• **Exercise requirements**:
The data below should be restated word for word, with every picture omitted.

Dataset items
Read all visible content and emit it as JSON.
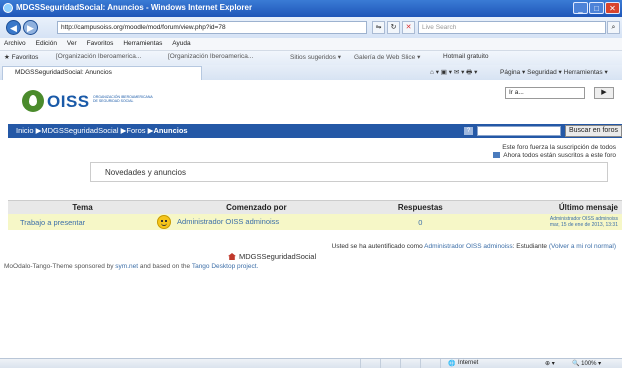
{
  "window": {
    "title": "MDGSSeguridadSocial: Anuncios - Windows Internet Explorer",
    "controls": [
      "_",
      "□",
      "✕"
    ]
  },
  "address_bar": {
    "url": "http://campusoiss.org/moodle/mod/forum/view.php?id=78",
    "search_placeholder": "Live Search"
  },
  "menu": [
    "Archivo",
    "Edición",
    "Ver",
    "Favoritos",
    "Herramientas",
    "Ayuda"
  ],
  "favorites_bar": {
    "favorites_label": "Favoritos",
    "items": [
      "[Organización Iberoamerica...",
      "[Organización Iberoamerica...",
      "Sitios sugeridos ▾",
      "Galería de Web Slice ▾",
      "Hotmail gratuito"
    ]
  },
  "tab": {
    "label": "MDGSSeguridadSocial: Anuncios",
    "tools": "Página ▾   Seguridad ▾   Herramientas ▾"
  },
  "header": {
    "logo_text": "OISS",
    "logo_subtitle": "ORGANIZACIÓN IBEROAMERICANA DE SEGURIDAD SOCIAL",
    "goto_value": "Ir a..."
  },
  "breadcrumb": {
    "inicio": "Inicio",
    "course": "MDGSSeguridadSocial",
    "foros": "Foros",
    "current": "Anuncios",
    "separator": "▶"
  },
  "search": {
    "help": "?",
    "button": "Buscar en foros"
  },
  "notices": {
    "line1": "Este foro fuerza la suscripción de todos",
    "line2": "Ahora todos están suscritos a este foro"
  },
  "news_box": "Novedades y anuncios",
  "table": {
    "headers": [
      "Tema",
      "Comenzado por",
      "Respuestas",
      "Último mensaje"
    ],
    "rows": [
      {
        "topic": "Trabajo a presentar",
        "author": "Administrador OISS adminoiss",
        "replies": "0",
        "last_author": "Administrador OISS adminoiss",
        "last_date": "mar, 15 de ene de 2013, 13:31"
      }
    ]
  },
  "login": {
    "prefix": "Usted se ha autentificado como",
    "user": "Administrador OISS adminoiss",
    "role": ": Estudiante",
    "back_link": "(Volver a mi rol normal)"
  },
  "home_link": "MDGSSeguridadSocial",
  "footer": {
    "text1": "MoOdalo-Tango-Theme sponsored by",
    "sponsor": "sym.net",
    "text2": "and based on the",
    "project": "Tango Desktop project."
  },
  "statusbar": {
    "zone": "Internet",
    "zoom": "100%"
  },
  "colors": {
    "titlebar": "#1f56b8",
    "breadcrumb_bg": "#2458a6",
    "row_bg": "#f6f7c7",
    "link": "#3d6fa8",
    "logo_green": "#4b8b2c"
  }
}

• **Written response**:
Read all visible content and emit it as JSON.
{
  "window": {
    "title": "MDGSSeguridadSocial: Anuncios - Windows Internet Explorer",
    "controls": [
      "_",
      "□",
      "✕"
    ]
  },
  "address_bar": {
    "url": "http://campusoiss.org/moodle/mod/forum/view.php?id=78",
    "search_placeholder": "Live Search"
  },
  "menu": [
    "Archivo",
    "Edición",
    "Ver",
    "Favoritos",
    "Herramientas",
    "Ayuda"
  ],
  "favorites_bar": {
    "favorites_label": "Favoritos",
    "items": [
      "[Organización Iberoamerica...",
      "[Organización Iberoamerica...",
      "Sitios sugeridos ▾",
      "Galería de Web Slice ▾",
      "Hotmail gratuito"
    ]
  },
  "tab": {
    "label": "MDGSSeguridadSocial: Anuncios",
    "tools": "Página ▾   Seguridad ▾   Herramientas ▾"
  },
  "header": {
    "logo_text": "OISS",
    "logo_subtitle": "ORGANIZACIÓN IBEROAMERICANA DE SEGURIDAD SOCIAL",
    "goto_value": "Ir a..."
  },
  "breadcrumb": {
    "inicio": "Inicio",
    "course": "MDGSSeguridadSocial",
    "foros": "Foros",
    "current": "Anuncios",
    "separator": "▶"
  },
  "search": {
    "help": "?",
    "button": "Buscar en foros"
  },
  "notices": {
    "line1": "Este foro fuerza la suscripción de todos",
    "line2": "Ahora todos están suscritos a este foro"
  },
  "news_box": "Novedades y anuncios",
  "table": {
    "headers": [
      "Tema",
      "Comenzado por",
      "Respuestas",
      "Último mensaje"
    ],
    "rows": [
      {
        "topic": "Trabajo a presentar",
        "author": "Administrador OISS adminoiss",
        "replies": "0",
        "last_author": "Administrador OISS adminoiss",
        "last_date": "mar, 15 de ene de 2013, 13:31"
      }
    ]
  },
  "login": {
    "prefix": "Usted se ha autentificado como",
    "user": "Administrador OISS adminoiss",
    "role": ": Estudiante",
    "back_link": "(Volver a mi rol normal)"
  },
  "home_link": "MDGSSeguridadSocial",
  "footer": {
    "text1": "MoOdalo-Tango-Theme sponsored by",
    "sponsor": "sym.net",
    "text2": "and based on the",
    "project": "Tango Desktop project."
  },
  "statusbar": {
    "zone": "Internet",
    "zoom": "100%"
  },
  "colors": {
    "titlebar": "#1f56b8",
    "breadcrumb_bg": "#2458a6",
    "row_bg": "#f6f7c7",
    "link": "#3d6fa8",
    "logo_green": "#4b8b2c"
  }
}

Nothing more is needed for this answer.